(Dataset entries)

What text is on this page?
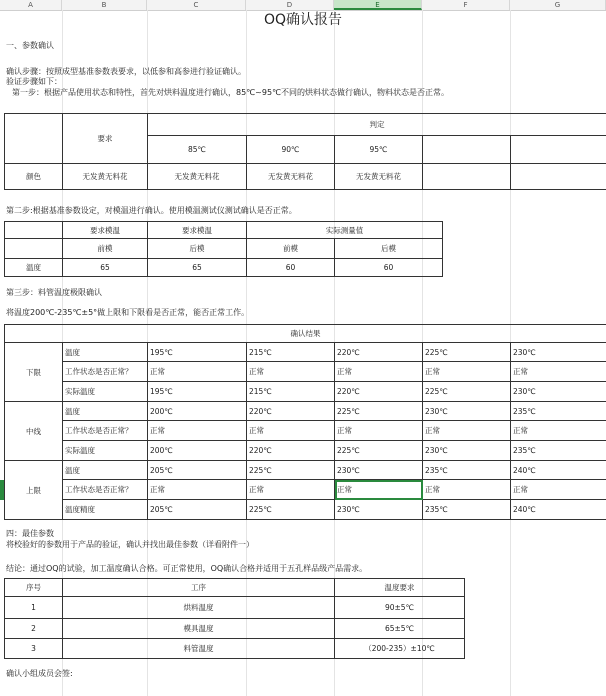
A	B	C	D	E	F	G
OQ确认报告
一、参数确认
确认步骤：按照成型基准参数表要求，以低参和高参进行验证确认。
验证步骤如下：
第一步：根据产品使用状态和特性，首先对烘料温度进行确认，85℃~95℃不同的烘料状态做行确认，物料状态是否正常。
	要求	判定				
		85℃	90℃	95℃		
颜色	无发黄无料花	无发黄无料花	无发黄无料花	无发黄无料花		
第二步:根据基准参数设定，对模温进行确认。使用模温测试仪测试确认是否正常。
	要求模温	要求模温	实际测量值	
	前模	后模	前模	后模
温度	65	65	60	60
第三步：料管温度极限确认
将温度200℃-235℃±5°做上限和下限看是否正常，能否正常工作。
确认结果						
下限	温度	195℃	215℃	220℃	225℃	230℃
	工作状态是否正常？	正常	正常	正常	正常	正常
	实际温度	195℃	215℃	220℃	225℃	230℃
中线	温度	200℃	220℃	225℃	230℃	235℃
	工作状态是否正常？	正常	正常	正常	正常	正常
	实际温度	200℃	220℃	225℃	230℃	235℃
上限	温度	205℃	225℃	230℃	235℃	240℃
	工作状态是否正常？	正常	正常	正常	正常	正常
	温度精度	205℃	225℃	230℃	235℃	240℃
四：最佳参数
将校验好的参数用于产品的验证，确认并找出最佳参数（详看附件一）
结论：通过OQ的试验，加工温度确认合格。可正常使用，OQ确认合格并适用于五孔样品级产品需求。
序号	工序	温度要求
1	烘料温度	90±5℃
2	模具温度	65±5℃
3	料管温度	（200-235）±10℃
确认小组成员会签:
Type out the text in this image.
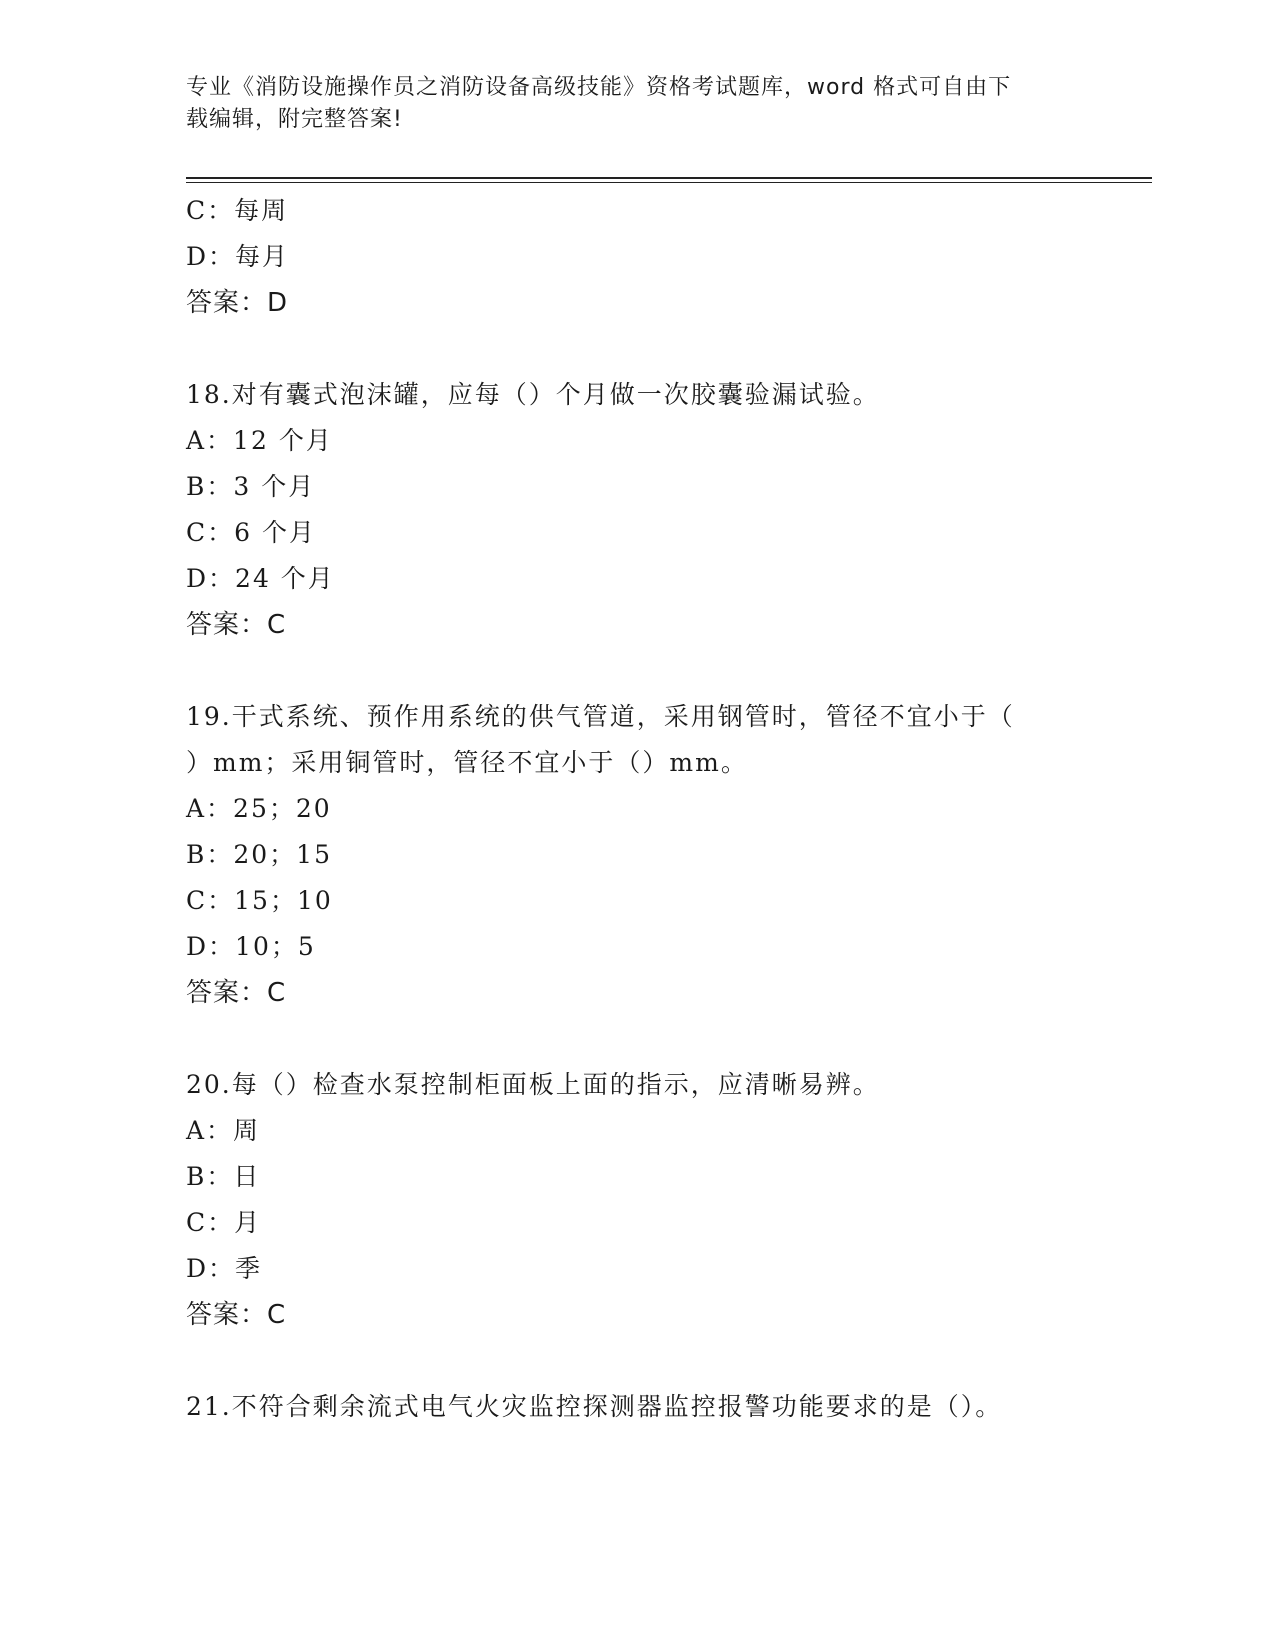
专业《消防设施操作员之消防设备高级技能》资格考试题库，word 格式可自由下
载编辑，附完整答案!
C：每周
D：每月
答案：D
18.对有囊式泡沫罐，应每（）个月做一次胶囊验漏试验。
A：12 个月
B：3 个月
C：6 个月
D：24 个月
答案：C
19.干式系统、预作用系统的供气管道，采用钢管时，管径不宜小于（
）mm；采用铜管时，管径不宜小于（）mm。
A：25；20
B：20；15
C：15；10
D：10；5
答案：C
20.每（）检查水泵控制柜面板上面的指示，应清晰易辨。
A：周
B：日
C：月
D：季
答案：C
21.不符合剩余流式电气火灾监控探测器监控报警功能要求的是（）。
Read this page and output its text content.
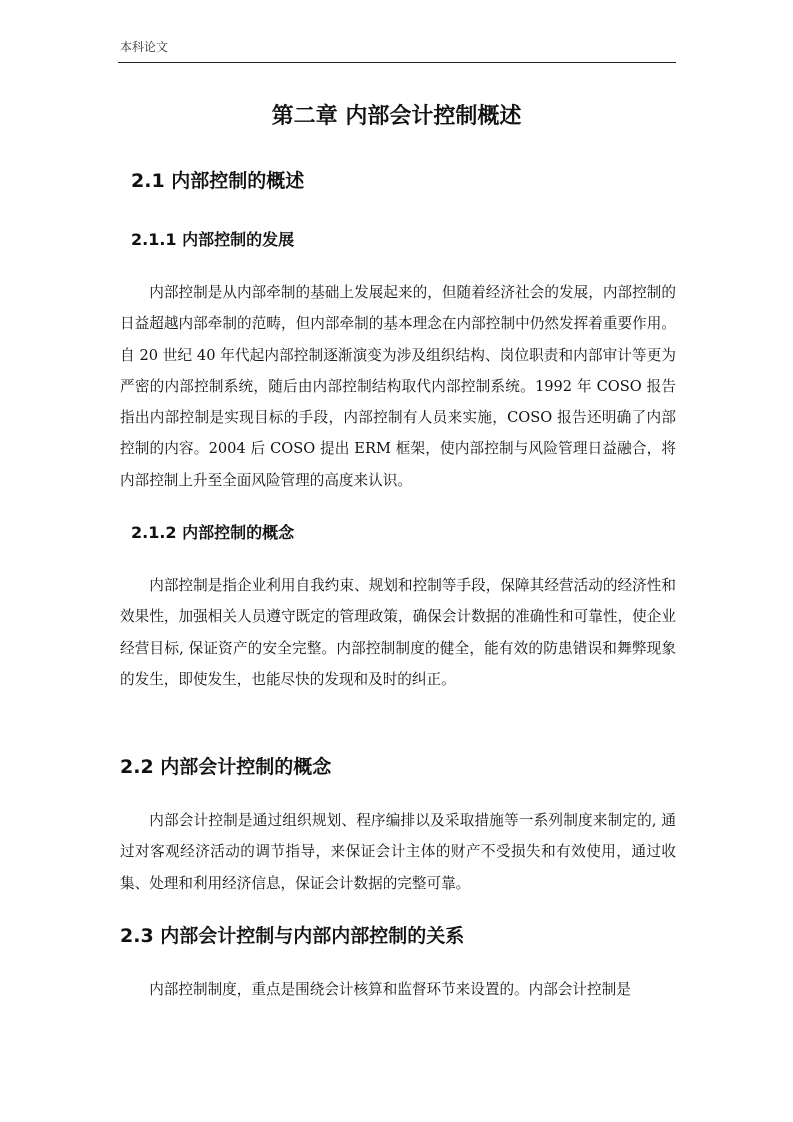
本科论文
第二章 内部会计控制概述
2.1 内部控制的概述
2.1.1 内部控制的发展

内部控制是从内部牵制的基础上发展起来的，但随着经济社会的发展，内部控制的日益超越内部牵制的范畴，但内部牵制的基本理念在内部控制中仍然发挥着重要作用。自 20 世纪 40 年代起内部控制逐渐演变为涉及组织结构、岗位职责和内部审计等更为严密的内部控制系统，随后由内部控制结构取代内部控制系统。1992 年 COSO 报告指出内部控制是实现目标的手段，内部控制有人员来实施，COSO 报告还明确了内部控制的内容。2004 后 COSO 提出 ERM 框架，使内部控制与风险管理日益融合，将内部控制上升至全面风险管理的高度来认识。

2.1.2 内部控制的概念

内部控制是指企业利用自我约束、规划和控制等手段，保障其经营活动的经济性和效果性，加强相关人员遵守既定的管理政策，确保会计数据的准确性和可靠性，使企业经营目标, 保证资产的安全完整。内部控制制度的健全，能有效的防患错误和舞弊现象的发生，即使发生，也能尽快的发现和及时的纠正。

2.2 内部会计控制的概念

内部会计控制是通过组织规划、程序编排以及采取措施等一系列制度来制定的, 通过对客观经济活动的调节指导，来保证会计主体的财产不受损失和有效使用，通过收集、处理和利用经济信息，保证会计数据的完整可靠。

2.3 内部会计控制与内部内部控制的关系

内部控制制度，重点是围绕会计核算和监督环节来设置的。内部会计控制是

§ **Task requirements**
Pull out all lines from the entries above in which the word "this" appears.

§ **Problem solution**
What text is on this page?
Type out the text in this image.
Read this page and output its text content.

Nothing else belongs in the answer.